### Written task
Give back exactly the lines starting at the one with "Serialize everything readable" and ending at the last line of the data below. Pictures are not part of the copy.

### Records for the task

_ _ _ _ _

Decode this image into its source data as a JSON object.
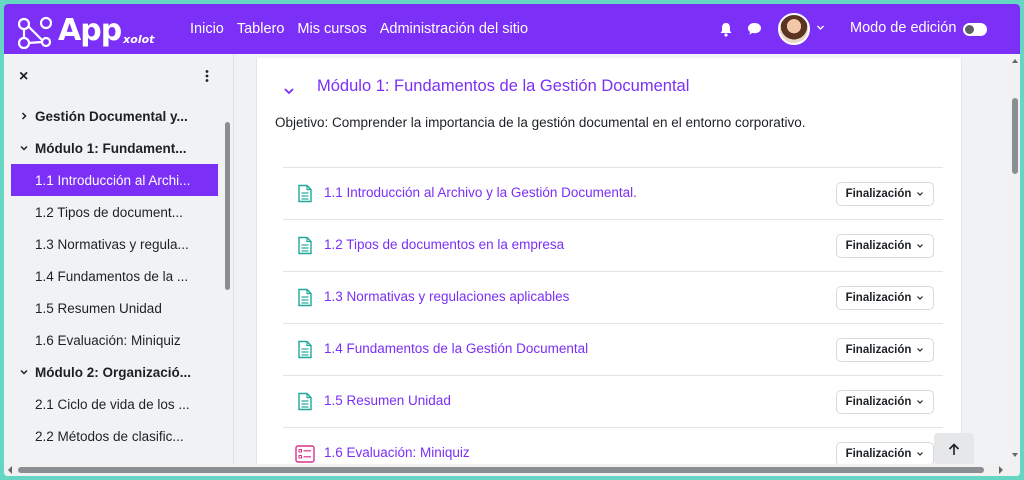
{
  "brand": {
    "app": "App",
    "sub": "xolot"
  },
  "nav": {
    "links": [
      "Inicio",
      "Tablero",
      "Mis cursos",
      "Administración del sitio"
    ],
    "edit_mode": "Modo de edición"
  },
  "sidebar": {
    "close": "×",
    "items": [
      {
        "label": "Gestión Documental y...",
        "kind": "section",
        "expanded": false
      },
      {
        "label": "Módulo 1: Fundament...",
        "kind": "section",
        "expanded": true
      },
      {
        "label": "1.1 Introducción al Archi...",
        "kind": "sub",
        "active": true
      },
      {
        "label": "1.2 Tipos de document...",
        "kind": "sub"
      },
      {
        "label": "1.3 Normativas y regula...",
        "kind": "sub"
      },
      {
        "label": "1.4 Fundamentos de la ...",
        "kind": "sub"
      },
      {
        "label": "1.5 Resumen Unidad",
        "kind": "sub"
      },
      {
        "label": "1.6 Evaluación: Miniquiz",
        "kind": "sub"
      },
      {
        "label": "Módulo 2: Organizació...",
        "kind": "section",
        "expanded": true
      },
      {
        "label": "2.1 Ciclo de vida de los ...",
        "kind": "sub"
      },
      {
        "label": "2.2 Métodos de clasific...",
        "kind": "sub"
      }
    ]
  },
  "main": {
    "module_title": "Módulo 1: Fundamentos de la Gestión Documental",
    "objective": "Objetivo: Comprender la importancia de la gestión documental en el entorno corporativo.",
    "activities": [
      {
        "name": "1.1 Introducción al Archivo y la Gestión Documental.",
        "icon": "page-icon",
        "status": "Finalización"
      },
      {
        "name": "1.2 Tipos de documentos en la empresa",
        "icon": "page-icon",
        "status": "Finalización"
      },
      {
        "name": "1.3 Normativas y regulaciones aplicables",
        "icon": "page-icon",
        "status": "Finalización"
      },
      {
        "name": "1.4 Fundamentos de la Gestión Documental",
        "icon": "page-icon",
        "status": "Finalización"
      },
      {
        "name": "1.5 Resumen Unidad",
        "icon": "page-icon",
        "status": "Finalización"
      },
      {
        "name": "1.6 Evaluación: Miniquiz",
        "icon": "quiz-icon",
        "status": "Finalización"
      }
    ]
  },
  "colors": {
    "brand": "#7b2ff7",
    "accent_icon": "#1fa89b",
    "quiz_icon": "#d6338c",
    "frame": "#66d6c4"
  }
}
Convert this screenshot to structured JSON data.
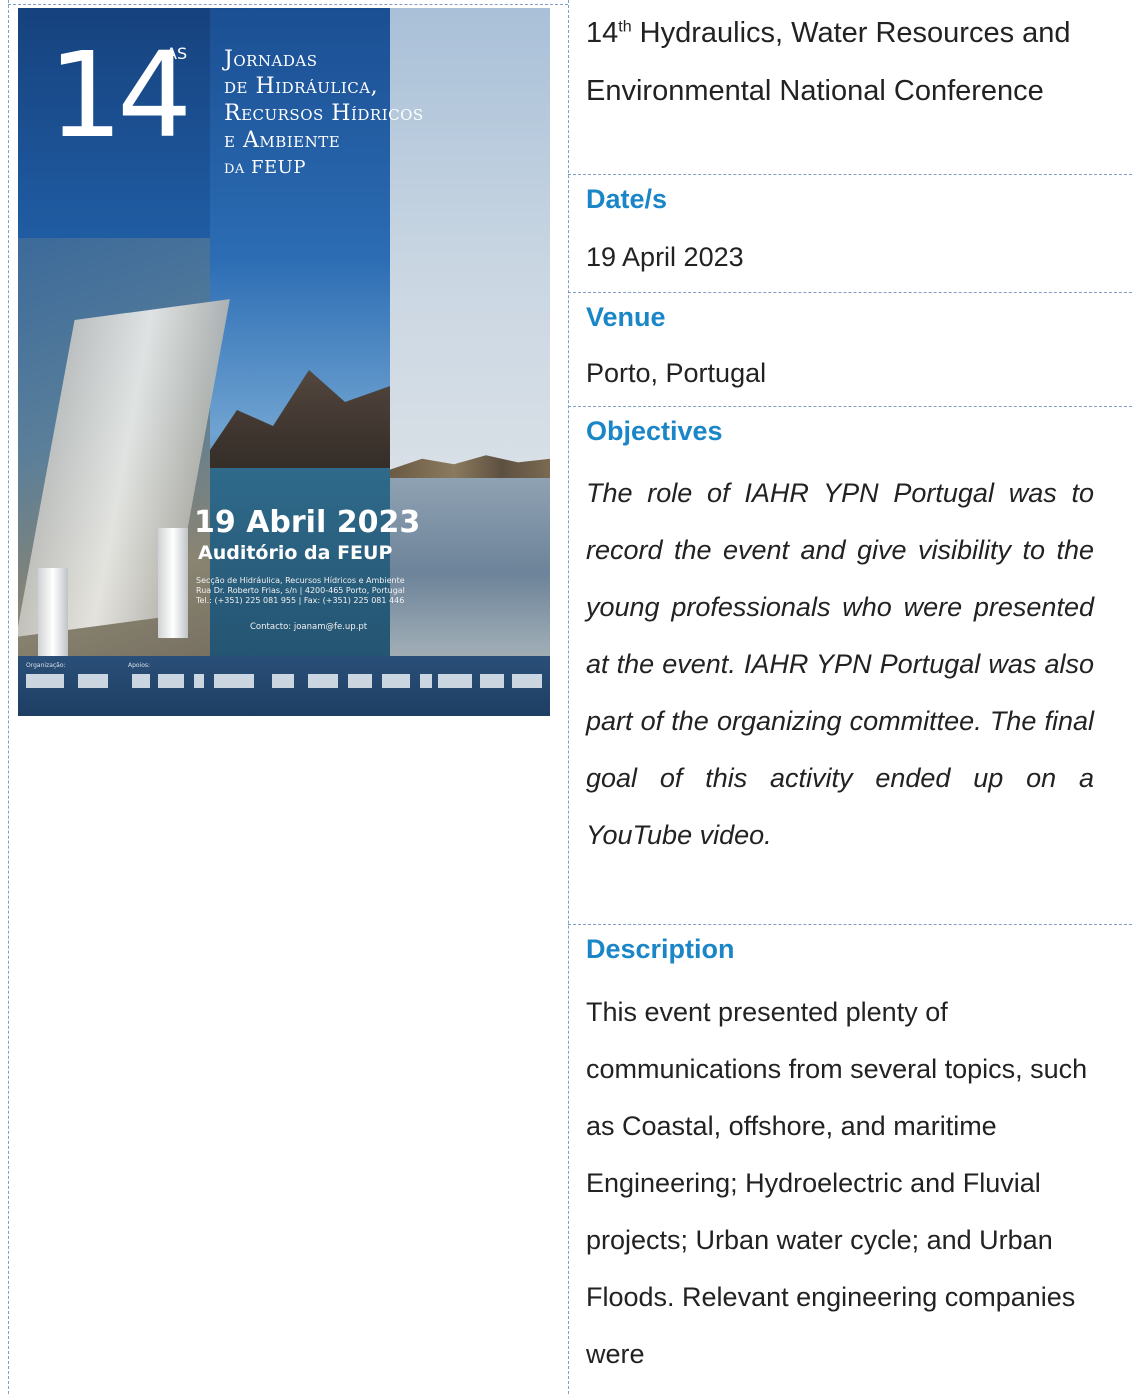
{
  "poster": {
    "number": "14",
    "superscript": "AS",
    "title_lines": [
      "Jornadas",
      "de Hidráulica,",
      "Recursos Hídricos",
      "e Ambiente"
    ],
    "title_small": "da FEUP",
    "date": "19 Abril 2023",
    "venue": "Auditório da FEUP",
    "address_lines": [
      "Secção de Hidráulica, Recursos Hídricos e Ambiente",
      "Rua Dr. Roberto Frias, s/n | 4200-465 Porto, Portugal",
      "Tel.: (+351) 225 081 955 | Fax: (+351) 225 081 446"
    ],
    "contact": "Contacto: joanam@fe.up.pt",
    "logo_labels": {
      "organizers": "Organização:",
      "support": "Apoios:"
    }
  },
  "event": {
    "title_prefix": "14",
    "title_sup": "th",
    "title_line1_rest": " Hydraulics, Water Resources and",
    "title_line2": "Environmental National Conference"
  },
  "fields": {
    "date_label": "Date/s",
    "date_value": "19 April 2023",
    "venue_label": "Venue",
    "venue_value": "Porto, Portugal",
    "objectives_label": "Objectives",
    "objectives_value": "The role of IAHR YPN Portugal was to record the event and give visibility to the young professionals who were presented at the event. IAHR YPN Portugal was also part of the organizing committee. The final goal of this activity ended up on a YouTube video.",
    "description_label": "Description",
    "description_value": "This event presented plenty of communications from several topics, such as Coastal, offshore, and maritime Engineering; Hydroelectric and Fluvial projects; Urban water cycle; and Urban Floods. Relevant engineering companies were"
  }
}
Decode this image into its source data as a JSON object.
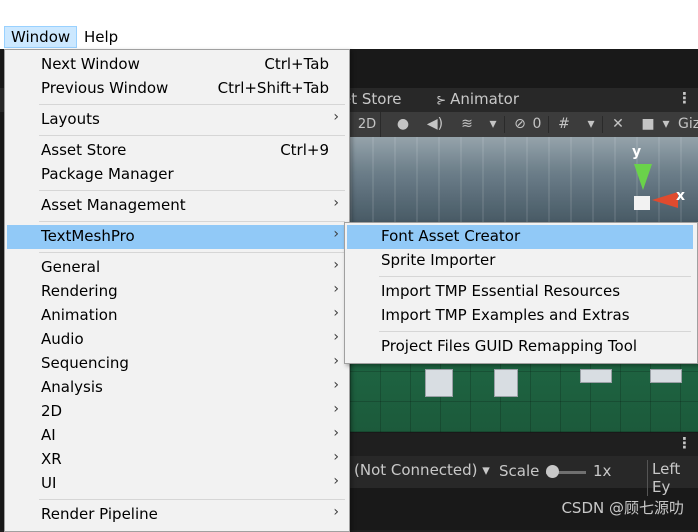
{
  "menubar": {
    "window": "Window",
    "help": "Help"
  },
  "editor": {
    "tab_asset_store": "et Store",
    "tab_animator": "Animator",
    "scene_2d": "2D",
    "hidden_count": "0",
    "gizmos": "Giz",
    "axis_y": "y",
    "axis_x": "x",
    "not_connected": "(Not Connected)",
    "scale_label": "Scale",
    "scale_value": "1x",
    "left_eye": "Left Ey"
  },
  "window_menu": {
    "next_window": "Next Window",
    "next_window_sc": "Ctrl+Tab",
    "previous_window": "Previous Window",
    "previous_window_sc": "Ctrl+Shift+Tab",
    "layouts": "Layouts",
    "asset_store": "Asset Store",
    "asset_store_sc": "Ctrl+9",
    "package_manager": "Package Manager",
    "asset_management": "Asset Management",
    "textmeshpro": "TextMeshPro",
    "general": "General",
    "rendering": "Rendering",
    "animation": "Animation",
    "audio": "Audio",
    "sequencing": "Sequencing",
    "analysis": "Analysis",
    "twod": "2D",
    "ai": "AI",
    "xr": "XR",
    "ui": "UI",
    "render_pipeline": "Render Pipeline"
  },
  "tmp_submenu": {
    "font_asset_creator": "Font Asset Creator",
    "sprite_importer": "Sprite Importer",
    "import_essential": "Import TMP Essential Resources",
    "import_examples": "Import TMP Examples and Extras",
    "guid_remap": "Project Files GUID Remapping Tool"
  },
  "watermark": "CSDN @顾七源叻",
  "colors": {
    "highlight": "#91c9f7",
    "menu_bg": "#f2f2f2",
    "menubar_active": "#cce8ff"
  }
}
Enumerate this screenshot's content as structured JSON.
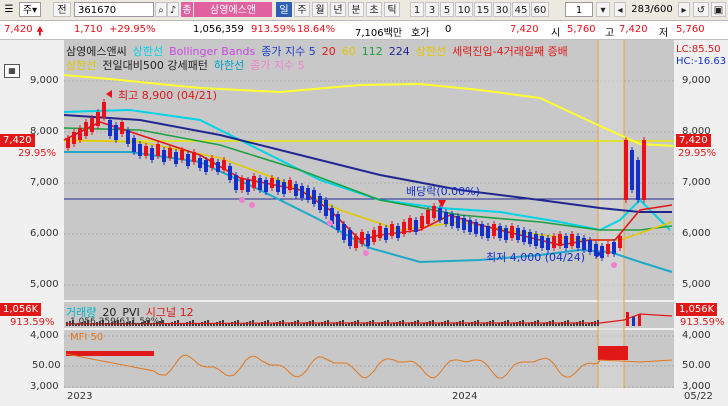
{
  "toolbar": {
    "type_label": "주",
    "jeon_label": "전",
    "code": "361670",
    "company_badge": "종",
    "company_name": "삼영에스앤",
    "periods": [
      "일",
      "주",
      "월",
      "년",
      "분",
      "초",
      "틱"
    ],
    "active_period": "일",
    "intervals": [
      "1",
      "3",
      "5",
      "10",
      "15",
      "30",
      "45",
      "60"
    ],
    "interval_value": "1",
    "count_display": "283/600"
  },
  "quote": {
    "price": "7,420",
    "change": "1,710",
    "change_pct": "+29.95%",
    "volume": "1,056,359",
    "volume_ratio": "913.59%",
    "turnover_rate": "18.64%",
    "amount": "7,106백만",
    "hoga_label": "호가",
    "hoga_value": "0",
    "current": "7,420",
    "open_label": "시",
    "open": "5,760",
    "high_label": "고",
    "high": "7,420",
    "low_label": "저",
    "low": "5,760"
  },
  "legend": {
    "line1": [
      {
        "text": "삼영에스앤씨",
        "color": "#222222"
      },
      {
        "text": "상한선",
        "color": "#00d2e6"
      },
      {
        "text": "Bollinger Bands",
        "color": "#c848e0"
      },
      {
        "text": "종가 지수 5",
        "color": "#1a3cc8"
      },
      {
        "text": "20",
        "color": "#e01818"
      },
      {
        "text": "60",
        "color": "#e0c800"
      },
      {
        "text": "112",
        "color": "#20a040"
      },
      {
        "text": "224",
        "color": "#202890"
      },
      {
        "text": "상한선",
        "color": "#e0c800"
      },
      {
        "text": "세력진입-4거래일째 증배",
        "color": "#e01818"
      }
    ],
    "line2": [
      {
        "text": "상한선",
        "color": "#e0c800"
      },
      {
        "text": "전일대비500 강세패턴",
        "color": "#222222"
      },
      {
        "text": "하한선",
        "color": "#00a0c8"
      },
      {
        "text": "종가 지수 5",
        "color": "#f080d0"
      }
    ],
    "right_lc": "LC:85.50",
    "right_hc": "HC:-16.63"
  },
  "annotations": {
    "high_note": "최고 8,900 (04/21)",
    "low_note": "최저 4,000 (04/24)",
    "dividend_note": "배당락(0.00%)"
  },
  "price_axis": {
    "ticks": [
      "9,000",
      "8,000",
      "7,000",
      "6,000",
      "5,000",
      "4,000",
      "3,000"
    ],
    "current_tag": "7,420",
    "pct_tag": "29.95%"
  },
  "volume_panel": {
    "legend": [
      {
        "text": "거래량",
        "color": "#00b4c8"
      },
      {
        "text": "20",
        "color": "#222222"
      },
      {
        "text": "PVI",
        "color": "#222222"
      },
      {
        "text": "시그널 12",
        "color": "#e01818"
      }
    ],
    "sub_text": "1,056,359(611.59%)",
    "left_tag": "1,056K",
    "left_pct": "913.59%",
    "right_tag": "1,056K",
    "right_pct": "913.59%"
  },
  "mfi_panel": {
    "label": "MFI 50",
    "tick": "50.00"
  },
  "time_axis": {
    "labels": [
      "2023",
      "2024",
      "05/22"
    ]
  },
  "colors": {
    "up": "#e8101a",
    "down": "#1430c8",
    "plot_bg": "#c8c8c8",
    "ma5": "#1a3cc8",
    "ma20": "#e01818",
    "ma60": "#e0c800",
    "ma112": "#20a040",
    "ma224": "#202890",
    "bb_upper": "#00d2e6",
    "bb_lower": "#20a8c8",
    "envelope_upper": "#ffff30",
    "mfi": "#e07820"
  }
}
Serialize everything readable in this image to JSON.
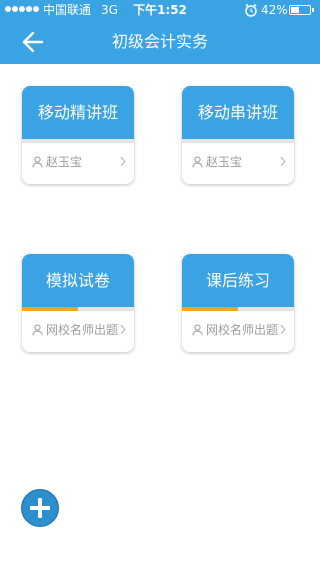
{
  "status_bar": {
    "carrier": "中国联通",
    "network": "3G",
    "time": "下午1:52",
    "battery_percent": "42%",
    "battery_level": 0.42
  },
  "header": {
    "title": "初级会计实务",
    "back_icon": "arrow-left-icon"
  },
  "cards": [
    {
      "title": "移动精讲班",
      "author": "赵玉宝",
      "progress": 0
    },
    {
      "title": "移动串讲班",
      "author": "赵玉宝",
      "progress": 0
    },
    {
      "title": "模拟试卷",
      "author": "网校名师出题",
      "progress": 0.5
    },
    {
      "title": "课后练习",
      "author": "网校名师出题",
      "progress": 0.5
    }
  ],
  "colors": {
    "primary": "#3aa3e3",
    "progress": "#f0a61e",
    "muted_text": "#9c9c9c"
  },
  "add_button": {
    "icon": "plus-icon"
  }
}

_ _ _ _ _

### Result
Serialize everything readable in this image to JSON.
{
  "status_bar": {
    "carrier": "中国联通",
    "network": "3G",
    "time": "下午1:52",
    "battery_percent": "42%",
    "battery_level": 0.42
  },
  "header": {
    "title": "初级会计实务",
    "back_icon": "arrow-left-icon"
  },
  "cards": [
    {
      "title": "移动精讲班",
      "author": "赵玉宝",
      "progress": 0
    },
    {
      "title": "移动串讲班",
      "author": "赵玉宝",
      "progress": 0
    },
    {
      "title": "模拟试卷",
      "author": "网校名师出题",
      "progress": 0.5
    },
    {
      "title": "课后练习",
      "author": "网校名师出题",
      "progress": 0.5
    }
  ],
  "colors": {
    "primary": "#3aa3e3",
    "progress": "#f0a61e",
    "muted_text": "#9c9c9c"
  },
  "add_button": {
    "icon": "plus-icon"
  }
}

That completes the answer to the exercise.